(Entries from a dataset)
==========
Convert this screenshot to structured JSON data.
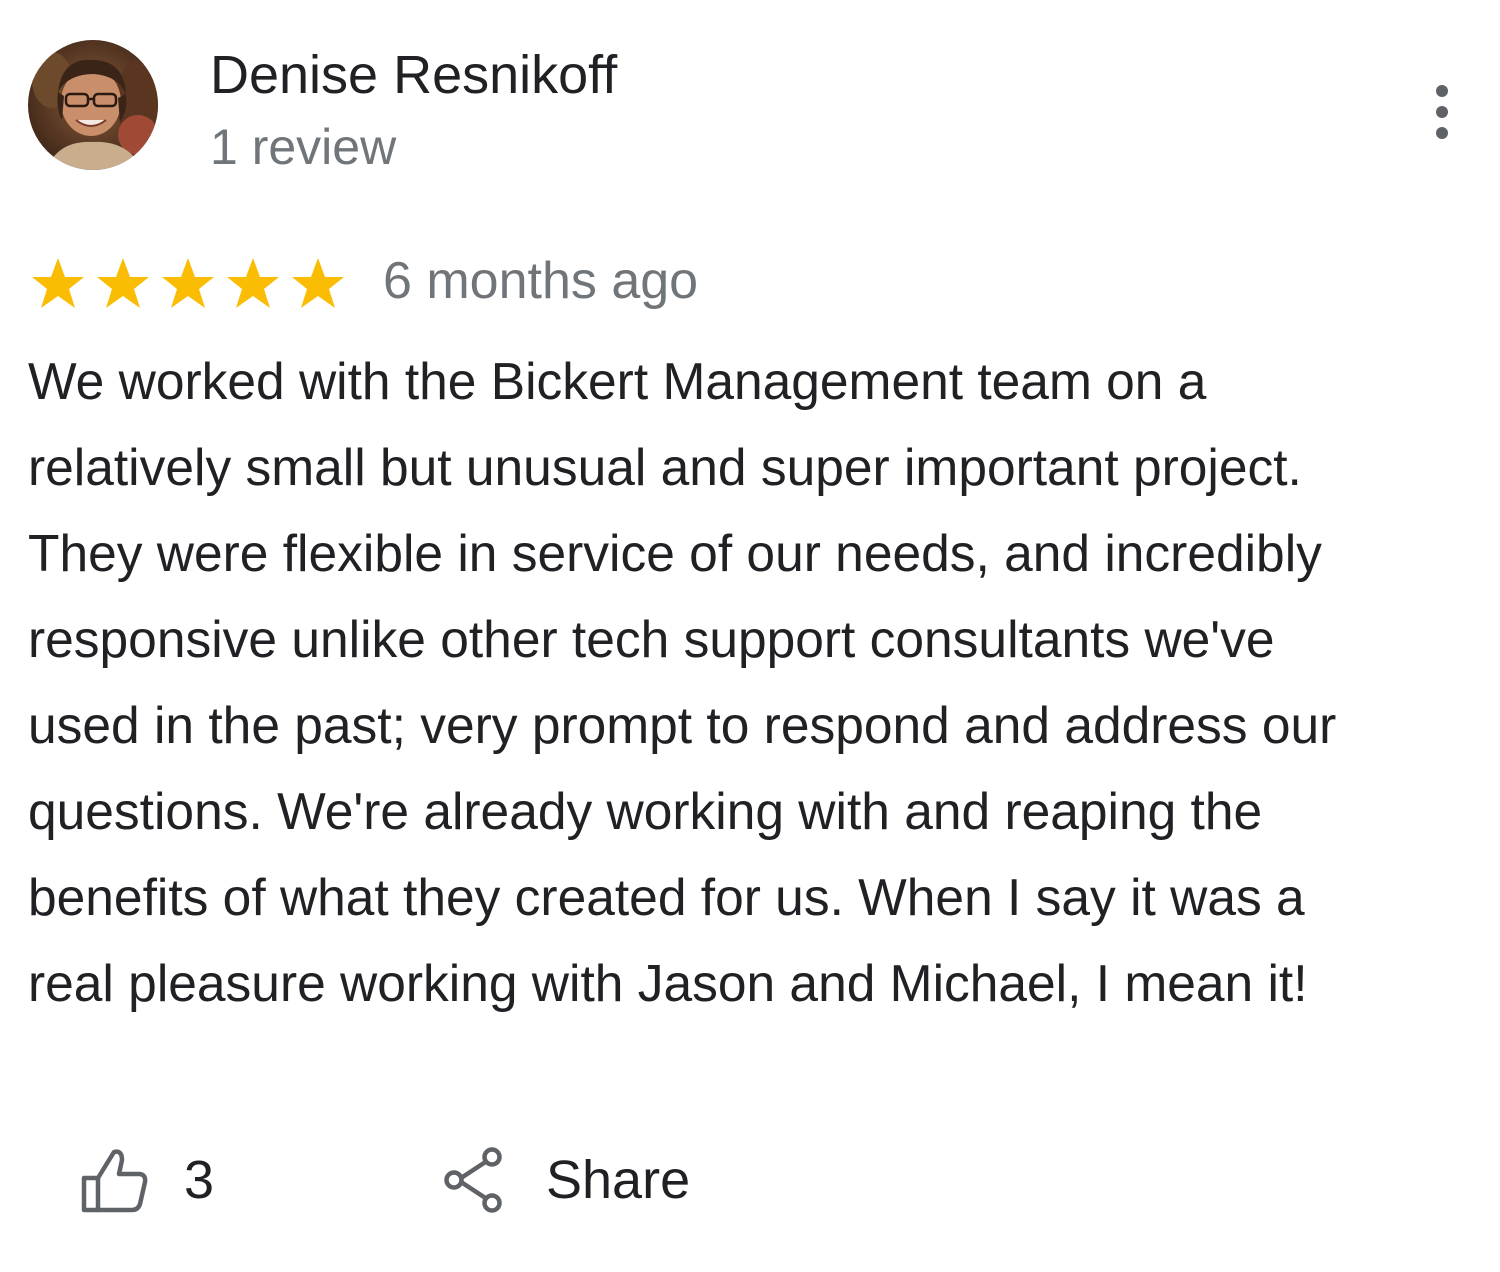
{
  "reviewer": {
    "name": "Denise Resnikoff",
    "review_count": "1 review"
  },
  "review": {
    "rating": 5,
    "max_rating": 5,
    "date": "6 months ago",
    "lines": [
      "We worked with the Bickert Management team on a",
      "relatively small but unusual and super important project.",
      "They were flexible in service of our needs, and incredibly",
      "responsive unlike other tech support consultants we've",
      "used in the past; very prompt to respond and address our",
      "questions. We're already working with and reaping the",
      "benefits of what they created for us. When I say it was a",
      "real pleasure working with Jason and Michael, I mean it!"
    ]
  },
  "actions": {
    "like_count": "3",
    "share_label": "Share"
  },
  "icons": {
    "more": "more-vert-icon",
    "star": "star-icon",
    "like": "thumb-up-icon",
    "share": "share-icon"
  },
  "colors": {
    "star": "#fbbc04",
    "text": "#202124",
    "secondary_text": "#70757a",
    "icon": "#5f6368"
  }
}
==========
Count the lines of these entries that hold the string "with", and give only that number.

*EXERCISE RESPONSE*.
3